Which lines hold the word "free"? Copy each of them from the material.

• Data shown:
******

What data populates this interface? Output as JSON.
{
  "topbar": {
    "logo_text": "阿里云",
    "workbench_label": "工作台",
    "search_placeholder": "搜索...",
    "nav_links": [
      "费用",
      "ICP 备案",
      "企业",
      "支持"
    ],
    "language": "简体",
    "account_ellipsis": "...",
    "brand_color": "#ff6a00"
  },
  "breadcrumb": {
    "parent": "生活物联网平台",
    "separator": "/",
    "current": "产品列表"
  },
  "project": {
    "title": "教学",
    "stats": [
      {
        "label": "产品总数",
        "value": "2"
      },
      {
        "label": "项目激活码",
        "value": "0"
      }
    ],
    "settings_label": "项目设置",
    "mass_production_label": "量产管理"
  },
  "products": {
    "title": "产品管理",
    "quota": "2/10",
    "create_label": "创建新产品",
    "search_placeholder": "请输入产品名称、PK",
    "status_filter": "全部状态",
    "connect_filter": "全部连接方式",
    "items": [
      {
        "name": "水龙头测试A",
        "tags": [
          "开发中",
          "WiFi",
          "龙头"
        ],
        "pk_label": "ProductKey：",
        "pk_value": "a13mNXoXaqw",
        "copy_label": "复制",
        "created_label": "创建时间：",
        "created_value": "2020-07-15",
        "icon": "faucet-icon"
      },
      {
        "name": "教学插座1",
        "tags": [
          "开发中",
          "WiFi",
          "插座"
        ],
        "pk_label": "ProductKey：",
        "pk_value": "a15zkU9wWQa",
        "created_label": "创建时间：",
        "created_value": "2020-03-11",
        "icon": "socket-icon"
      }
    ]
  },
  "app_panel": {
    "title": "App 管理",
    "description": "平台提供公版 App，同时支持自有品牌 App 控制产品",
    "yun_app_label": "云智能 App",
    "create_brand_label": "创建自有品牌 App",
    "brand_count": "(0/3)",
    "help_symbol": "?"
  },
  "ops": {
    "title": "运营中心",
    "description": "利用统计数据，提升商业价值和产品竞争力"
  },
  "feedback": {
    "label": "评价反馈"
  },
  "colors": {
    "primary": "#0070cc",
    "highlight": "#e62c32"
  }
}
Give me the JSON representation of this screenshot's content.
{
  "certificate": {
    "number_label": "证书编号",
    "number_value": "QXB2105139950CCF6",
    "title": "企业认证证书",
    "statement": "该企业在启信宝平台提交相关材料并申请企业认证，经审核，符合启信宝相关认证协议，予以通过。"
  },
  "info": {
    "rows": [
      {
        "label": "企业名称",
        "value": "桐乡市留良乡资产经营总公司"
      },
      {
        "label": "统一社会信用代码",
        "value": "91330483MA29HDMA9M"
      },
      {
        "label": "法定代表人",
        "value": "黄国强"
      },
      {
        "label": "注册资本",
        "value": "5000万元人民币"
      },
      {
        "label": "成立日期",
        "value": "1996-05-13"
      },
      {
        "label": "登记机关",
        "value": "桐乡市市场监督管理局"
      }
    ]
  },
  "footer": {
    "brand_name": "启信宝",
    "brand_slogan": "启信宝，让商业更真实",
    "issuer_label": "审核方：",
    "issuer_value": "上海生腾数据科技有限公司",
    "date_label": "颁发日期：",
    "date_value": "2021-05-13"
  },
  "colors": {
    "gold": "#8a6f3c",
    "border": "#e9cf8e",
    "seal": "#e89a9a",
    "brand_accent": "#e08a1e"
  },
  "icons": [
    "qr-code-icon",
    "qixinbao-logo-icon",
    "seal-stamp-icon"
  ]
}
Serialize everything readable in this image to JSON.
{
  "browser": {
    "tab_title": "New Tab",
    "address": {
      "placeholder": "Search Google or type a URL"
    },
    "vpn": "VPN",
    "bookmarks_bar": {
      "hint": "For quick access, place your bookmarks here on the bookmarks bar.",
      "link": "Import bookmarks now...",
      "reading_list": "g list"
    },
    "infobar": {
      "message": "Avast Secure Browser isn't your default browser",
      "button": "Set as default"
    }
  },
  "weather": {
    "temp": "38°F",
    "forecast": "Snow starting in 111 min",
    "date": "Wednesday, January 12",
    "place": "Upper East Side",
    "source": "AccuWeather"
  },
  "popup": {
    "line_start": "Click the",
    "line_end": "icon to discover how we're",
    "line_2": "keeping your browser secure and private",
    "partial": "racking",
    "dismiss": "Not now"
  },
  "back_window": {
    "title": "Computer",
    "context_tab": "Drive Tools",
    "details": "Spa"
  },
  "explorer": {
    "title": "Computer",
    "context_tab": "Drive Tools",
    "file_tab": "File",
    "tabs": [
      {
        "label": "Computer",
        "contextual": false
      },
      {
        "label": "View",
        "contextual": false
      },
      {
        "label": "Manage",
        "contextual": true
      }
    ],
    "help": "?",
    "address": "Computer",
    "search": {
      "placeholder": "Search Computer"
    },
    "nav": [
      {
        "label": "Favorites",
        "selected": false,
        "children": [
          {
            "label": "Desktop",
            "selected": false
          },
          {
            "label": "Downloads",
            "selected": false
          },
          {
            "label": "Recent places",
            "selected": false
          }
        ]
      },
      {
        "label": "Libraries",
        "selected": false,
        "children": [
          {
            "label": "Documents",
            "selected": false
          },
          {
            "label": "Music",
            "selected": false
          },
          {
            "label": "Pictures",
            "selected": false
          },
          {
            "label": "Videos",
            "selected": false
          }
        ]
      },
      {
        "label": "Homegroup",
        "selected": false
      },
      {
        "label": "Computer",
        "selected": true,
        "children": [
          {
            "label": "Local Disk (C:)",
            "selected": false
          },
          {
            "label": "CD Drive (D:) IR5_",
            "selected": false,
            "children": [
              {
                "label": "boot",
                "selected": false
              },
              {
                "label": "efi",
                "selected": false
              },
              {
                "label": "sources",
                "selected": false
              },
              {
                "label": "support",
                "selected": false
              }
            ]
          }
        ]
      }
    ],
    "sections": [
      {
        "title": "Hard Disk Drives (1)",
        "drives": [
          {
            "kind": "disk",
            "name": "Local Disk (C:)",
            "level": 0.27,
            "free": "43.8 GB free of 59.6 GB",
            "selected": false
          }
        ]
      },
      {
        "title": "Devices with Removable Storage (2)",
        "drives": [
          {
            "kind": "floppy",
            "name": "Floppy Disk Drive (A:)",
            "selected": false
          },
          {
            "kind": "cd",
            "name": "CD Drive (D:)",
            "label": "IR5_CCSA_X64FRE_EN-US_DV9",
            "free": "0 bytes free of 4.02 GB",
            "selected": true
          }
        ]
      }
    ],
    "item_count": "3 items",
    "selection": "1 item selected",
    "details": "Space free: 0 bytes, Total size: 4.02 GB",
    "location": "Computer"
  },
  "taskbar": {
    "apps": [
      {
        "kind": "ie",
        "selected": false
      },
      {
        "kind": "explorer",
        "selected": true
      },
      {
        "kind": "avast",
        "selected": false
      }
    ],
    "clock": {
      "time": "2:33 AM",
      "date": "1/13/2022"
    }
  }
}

******

• Answer to the exercise:
            "free": "43.8 GB free of 59.6 GB",
            "free": "0 bytes free of 4.02 GB",
    "details": "Space free: 0 bytes, Total size: 4.02 GB",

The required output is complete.